Exercise objective> Retype the material in full, keeping every word the same.

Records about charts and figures
[BEGIN]

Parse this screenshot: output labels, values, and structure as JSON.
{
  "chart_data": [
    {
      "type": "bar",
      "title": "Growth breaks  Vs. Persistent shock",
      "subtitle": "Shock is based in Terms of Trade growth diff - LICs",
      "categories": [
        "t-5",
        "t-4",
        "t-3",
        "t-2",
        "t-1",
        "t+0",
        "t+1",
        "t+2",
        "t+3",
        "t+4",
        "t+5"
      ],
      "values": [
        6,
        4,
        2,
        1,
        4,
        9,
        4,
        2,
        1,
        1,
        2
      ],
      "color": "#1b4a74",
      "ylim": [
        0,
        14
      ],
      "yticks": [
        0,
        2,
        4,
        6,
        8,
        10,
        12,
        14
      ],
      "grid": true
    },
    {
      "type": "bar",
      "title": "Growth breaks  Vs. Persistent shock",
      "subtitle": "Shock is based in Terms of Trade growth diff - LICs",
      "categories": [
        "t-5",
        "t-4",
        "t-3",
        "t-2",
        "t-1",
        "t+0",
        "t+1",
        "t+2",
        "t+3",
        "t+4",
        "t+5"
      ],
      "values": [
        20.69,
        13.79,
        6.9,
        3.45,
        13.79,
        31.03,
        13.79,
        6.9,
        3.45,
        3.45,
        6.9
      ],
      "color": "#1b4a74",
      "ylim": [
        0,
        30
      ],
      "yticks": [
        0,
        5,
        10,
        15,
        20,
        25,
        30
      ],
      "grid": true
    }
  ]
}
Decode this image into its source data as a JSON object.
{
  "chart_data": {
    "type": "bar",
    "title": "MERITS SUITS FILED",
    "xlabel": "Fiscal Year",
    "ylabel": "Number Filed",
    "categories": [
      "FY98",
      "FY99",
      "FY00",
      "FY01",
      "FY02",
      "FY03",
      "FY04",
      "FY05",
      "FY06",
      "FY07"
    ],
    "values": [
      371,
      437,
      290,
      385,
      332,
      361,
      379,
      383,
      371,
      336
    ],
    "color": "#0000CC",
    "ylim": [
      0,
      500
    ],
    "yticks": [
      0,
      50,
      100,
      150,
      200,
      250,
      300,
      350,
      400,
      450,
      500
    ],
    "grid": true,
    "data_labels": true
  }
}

[END]

Written response>
Parse this screenshot: output labels, values, and structure as JSON.
{
  "chart_data": [
    {
      "type": "bar",
      "title": "Growth breaks  Vs. Persistent shock",
      "subtitle": "Shock is based in Terms of Trade growth diff - LICs",
      "categories": [
        "t-5",
        "t-4",
        "t-3",
        "t-2",
        "t-1",
        "t+0",
        "t+1",
        "t+2",
        "t+3",
        "t+4",
        "t+5"
      ],
      "values": [
        6,
        4,
        2,
        1,
        4,
        9,
        4,
        2,
        1,
        1,
        2
      ],
      "color": "#1b4a74",
      "ylim": [
        0,
        14
      ],
      "yticks": [
        0,
        2,
        4,
        6,
        8,
        10,
        12,
        14
      ],
      "grid": true
    },
    {
      "type": "bar",
      "title": "Growth breaks  Vs. Persistent shock",
      "subtitle": "Shock is based in Terms of Trade growth diff - LICs",
      "categories": [
        "t-5",
        "t-4",
        "t-3",
        "t-2",
        "t-1",
        "t+0",
        "t+1",
        "t+2",
        "t+3",
        "t+4",
        "t+5"
      ],
      "values": [
        20.69,
        13.79,
        6.9,
        3.45,
        13.79,
        31.03,
        13.79,
        6.9,
        3.45,
        3.45,
        6.9
      ],
      "color": "#1b4a74",
      "ylim": [
        0,
        30
      ],
      "yticks": [
        0,
        5,
        10,
        15,
        20,
        25,
        30
      ],
      "grid": true
    }
  ]
}
Decode this image into its source data as a JSON object.
{
  "chart_data": {
    "type": "bar",
    "title": "MERITS SUITS FILED",
    "xlabel": "Fiscal Year",
    "ylabel": "Number Filed",
    "categories": [
      "FY98",
      "FY99",
      "FY00",
      "FY01",
      "FY02",
      "FY03",
      "FY04",
      "FY05",
      "FY06",
      "FY07"
    ],
    "values": [
      371,
      437,
      290,
      385,
      332,
      361,
      379,
      383,
      371,
      336
    ],
    "color": "#0000CC",
    "ylim": [
      0,
      500
    ],
    "yticks": [
      0,
      50,
      100,
      150,
      200,
      250,
      300,
      350,
      400,
      450,
      500
    ],
    "grid": true,
    "data_labels": true
  }
}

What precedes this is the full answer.